◆ EXERCISE TASK ◆
What is the number of lines holding the word "mark"? Write that number and nothing else.

---------- GIVEN DATA

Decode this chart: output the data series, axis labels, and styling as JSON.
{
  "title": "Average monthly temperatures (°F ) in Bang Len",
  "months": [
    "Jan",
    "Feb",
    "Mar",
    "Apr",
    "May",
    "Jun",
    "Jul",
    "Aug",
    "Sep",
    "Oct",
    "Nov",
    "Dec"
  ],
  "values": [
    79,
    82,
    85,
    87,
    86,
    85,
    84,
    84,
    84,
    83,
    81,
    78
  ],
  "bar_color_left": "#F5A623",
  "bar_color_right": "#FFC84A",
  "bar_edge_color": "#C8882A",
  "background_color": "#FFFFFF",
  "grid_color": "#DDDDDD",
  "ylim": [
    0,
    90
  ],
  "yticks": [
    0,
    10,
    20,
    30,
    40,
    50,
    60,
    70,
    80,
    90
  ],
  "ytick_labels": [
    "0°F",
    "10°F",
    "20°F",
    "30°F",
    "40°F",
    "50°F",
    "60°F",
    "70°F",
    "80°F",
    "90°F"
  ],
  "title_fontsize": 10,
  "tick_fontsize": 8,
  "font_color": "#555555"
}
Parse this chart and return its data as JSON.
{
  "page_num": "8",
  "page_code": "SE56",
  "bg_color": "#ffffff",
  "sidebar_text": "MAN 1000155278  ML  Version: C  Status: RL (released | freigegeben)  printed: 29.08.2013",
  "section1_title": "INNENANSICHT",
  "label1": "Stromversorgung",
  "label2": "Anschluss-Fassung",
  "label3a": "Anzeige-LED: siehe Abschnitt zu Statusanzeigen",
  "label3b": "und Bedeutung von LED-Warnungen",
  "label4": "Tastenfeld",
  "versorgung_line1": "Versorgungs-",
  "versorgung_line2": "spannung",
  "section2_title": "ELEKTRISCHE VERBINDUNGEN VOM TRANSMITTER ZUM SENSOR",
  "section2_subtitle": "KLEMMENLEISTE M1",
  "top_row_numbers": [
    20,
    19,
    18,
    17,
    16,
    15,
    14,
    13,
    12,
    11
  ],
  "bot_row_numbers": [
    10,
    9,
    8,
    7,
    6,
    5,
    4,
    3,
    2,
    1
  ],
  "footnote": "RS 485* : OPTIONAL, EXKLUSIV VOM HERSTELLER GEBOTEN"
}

--------------------
---------- GIVEN DATA

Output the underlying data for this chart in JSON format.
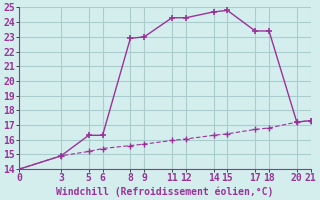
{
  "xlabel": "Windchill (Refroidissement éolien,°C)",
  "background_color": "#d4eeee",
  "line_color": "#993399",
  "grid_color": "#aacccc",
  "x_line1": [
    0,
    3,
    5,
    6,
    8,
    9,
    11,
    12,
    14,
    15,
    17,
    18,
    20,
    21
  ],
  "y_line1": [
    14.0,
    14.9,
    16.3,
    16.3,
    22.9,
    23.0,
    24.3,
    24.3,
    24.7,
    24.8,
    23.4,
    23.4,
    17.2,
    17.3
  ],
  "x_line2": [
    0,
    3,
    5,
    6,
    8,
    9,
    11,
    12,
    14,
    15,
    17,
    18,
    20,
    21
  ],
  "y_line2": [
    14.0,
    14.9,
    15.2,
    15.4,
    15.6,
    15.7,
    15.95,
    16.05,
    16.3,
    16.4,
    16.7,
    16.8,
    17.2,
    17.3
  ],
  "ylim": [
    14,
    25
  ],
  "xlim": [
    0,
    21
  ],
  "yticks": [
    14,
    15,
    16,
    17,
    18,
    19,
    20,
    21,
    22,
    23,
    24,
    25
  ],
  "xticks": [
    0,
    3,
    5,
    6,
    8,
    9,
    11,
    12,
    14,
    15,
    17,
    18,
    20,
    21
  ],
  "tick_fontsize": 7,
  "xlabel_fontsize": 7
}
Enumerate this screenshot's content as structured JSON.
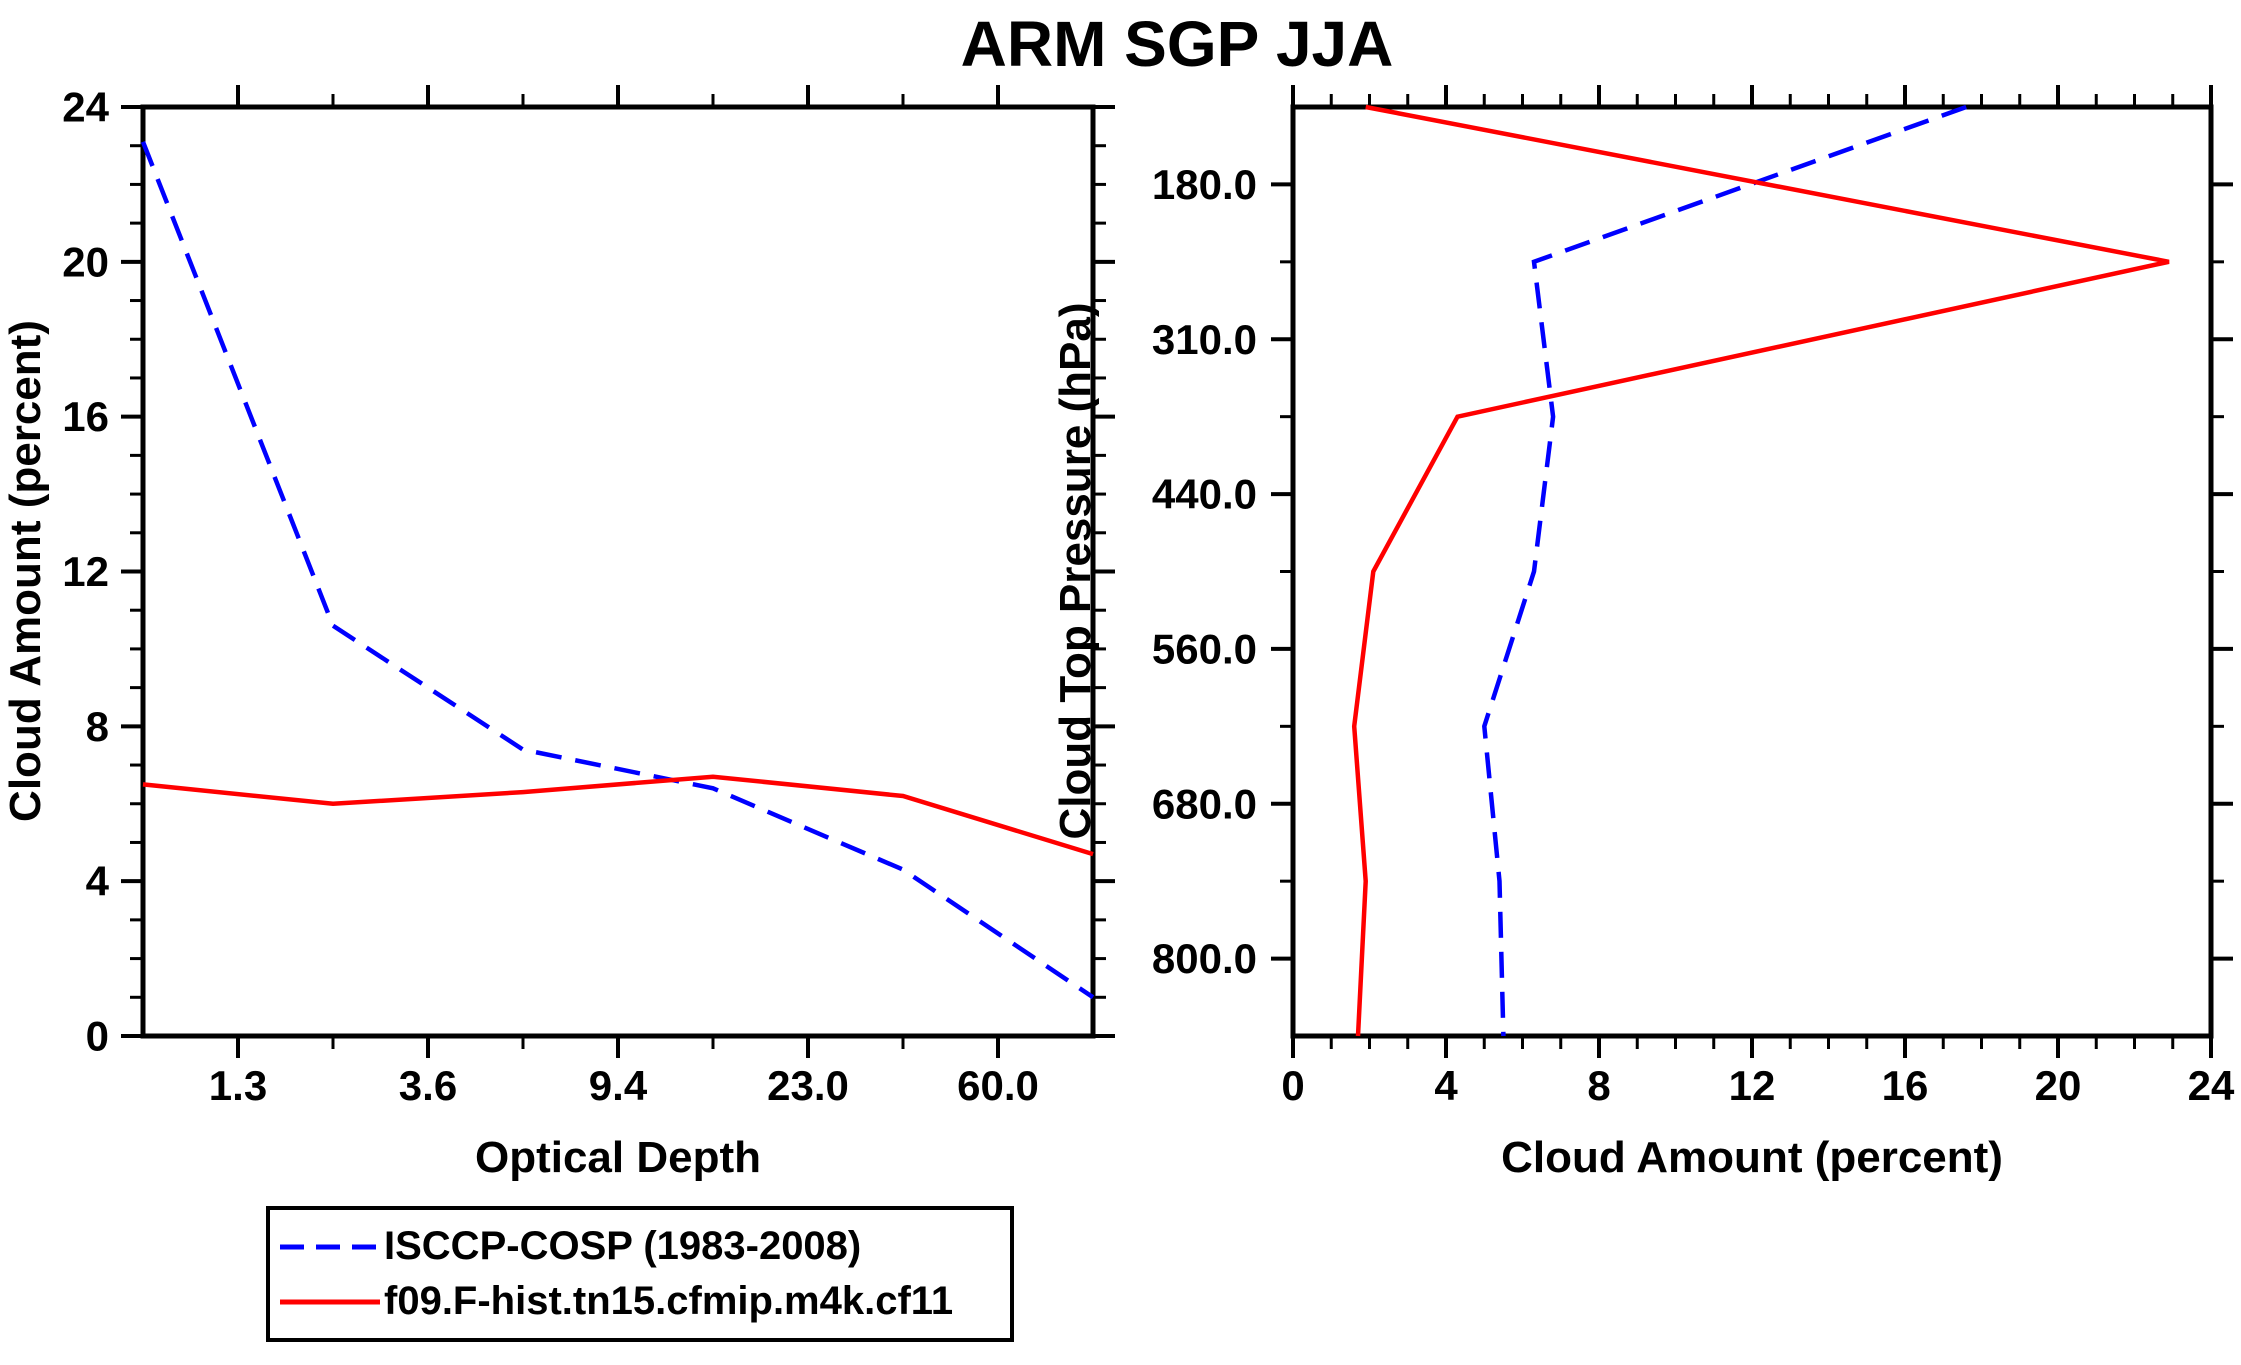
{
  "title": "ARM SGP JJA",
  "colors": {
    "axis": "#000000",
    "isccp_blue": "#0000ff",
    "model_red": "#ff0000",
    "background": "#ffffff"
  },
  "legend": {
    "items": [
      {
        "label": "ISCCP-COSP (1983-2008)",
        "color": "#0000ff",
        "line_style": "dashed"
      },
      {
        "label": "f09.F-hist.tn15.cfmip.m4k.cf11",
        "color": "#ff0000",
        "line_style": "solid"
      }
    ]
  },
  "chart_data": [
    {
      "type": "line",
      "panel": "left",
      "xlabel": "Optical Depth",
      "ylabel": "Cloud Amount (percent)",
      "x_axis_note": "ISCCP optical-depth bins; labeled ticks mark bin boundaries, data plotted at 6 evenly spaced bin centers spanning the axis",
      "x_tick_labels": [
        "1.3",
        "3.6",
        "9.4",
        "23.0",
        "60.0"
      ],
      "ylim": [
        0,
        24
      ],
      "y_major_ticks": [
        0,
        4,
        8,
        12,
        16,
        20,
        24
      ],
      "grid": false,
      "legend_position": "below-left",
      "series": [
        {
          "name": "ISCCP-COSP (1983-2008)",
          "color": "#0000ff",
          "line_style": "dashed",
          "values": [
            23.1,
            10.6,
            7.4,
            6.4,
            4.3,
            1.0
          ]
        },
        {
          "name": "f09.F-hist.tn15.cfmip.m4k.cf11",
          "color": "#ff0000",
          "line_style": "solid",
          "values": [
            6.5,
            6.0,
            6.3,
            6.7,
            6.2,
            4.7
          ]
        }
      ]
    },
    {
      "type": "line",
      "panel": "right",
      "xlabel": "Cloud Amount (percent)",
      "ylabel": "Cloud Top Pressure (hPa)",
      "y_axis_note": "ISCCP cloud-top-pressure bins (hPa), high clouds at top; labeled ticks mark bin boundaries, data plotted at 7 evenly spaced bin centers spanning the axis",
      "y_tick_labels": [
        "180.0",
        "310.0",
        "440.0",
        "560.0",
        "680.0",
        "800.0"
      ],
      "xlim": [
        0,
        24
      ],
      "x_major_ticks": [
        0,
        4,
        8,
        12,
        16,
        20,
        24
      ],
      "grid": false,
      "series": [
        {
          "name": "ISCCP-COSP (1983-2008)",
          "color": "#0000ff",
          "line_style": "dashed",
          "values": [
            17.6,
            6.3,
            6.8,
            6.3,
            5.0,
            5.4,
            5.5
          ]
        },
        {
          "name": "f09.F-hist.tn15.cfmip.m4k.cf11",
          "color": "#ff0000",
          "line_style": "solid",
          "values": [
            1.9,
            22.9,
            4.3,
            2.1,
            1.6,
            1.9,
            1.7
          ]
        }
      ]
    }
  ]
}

--------------------

◆ RESPONSE BELOW ◆
2